● DATA LISTING:
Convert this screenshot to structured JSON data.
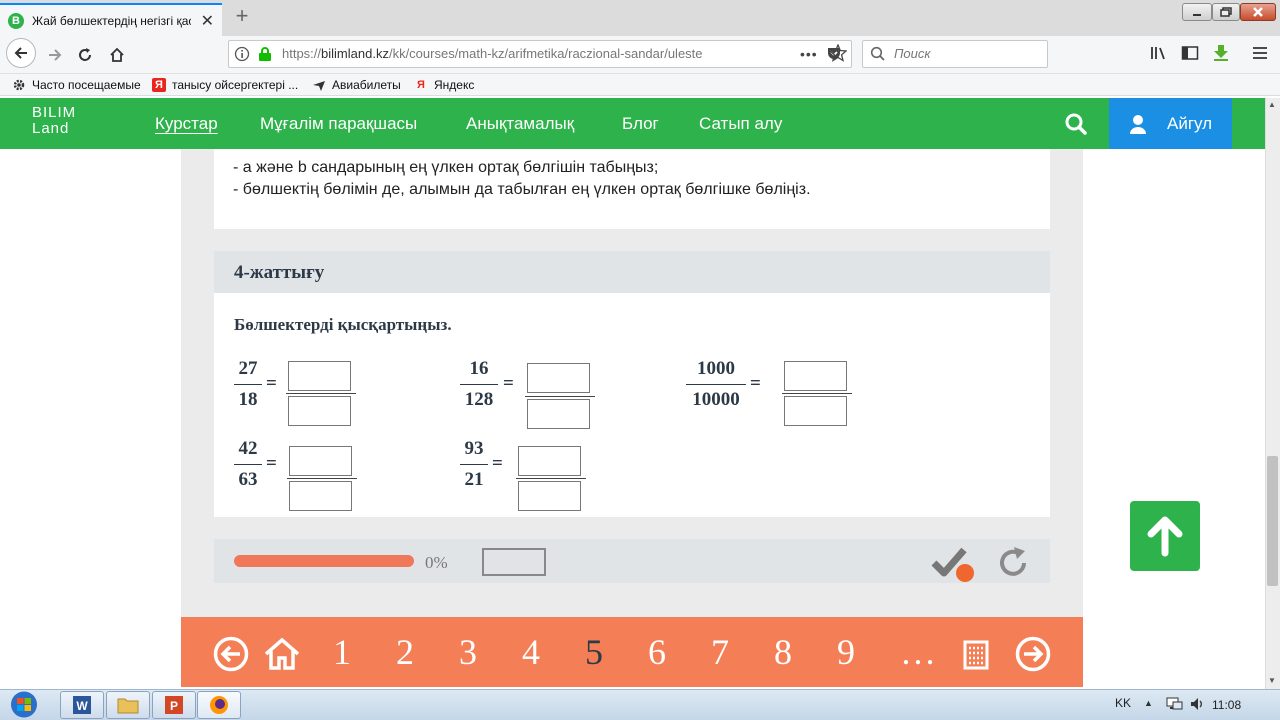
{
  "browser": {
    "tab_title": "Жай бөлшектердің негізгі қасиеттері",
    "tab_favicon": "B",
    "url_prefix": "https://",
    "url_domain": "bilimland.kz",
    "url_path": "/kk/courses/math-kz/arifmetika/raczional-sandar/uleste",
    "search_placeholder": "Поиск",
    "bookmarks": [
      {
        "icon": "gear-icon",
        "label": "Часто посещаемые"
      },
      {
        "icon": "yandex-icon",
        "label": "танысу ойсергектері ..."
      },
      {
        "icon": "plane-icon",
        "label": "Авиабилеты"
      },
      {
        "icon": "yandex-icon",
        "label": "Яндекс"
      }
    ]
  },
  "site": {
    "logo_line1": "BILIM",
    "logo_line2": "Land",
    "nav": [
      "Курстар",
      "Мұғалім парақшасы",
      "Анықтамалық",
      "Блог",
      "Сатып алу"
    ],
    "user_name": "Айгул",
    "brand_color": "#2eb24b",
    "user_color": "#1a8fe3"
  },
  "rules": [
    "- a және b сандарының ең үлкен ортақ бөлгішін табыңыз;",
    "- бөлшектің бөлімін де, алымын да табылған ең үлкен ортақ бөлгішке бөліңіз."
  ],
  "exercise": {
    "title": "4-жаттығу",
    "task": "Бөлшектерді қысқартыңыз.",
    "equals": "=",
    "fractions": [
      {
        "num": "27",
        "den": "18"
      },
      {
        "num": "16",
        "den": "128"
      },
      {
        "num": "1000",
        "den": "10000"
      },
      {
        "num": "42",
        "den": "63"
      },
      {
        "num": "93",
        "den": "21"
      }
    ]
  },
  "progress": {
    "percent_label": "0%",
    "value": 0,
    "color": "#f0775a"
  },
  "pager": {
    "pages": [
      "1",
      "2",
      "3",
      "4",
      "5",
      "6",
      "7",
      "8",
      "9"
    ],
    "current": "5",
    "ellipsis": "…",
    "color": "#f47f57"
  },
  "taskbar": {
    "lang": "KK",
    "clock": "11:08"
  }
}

● WORK INSTRUCTIONS: All of the records above must be copied exactly, except for the pictures.

● FINAL ANSWER:
Convert this screenshot to structured JSON data.
{
  "browser": {
    "tab_title": "Жай бөлшектердің негізгі қасиеттері",
    "tab_favicon": "B",
    "url_prefix": "https://",
    "url_domain": "bilimland.kz",
    "url_path": "/kk/courses/math-kz/arifmetika/raczional-sandar/uleste",
    "search_placeholder": "Поиск",
    "bookmarks": [
      {
        "icon": "gear-icon",
        "label": "Часто посещаемые"
      },
      {
        "icon": "yandex-icon",
        "label": "танысу ойсергектері ..."
      },
      {
        "icon": "plane-icon",
        "label": "Авиабилеты"
      },
      {
        "icon": "yandex-icon",
        "label": "Яндекс"
      }
    ]
  },
  "site": {
    "logo_line1": "BILIM",
    "logo_line2": "Land",
    "nav": [
      "Курстар",
      "Мұғалім парақшасы",
      "Анықтамалық",
      "Блог",
      "Сатып алу"
    ],
    "user_name": "Айгул",
    "brand_color": "#2eb24b",
    "user_color": "#1a8fe3"
  },
  "rules": [
    "- a және b сандарының ең үлкен ортақ бөлгішін табыңыз;",
    "- бөлшектің бөлімін де, алымын да табылған ең үлкен ортақ бөлгішке бөліңіз."
  ],
  "exercise": {
    "title": "4-жаттығу",
    "task": "Бөлшектерді қысқартыңыз.",
    "equals": "=",
    "fractions": [
      {
        "num": "27",
        "den": "18"
      },
      {
        "num": "16",
        "den": "128"
      },
      {
        "num": "1000",
        "den": "10000"
      },
      {
        "num": "42",
        "den": "63"
      },
      {
        "num": "93",
        "den": "21"
      }
    ]
  },
  "progress": {
    "percent_label": "0%",
    "value": 0,
    "color": "#f0775a"
  },
  "pager": {
    "pages": [
      "1",
      "2",
      "3",
      "4",
      "5",
      "6",
      "7",
      "8",
      "9"
    ],
    "current": "5",
    "ellipsis": "…",
    "color": "#f47f57"
  },
  "taskbar": {
    "lang": "KK",
    "clock": "11:08"
  }
}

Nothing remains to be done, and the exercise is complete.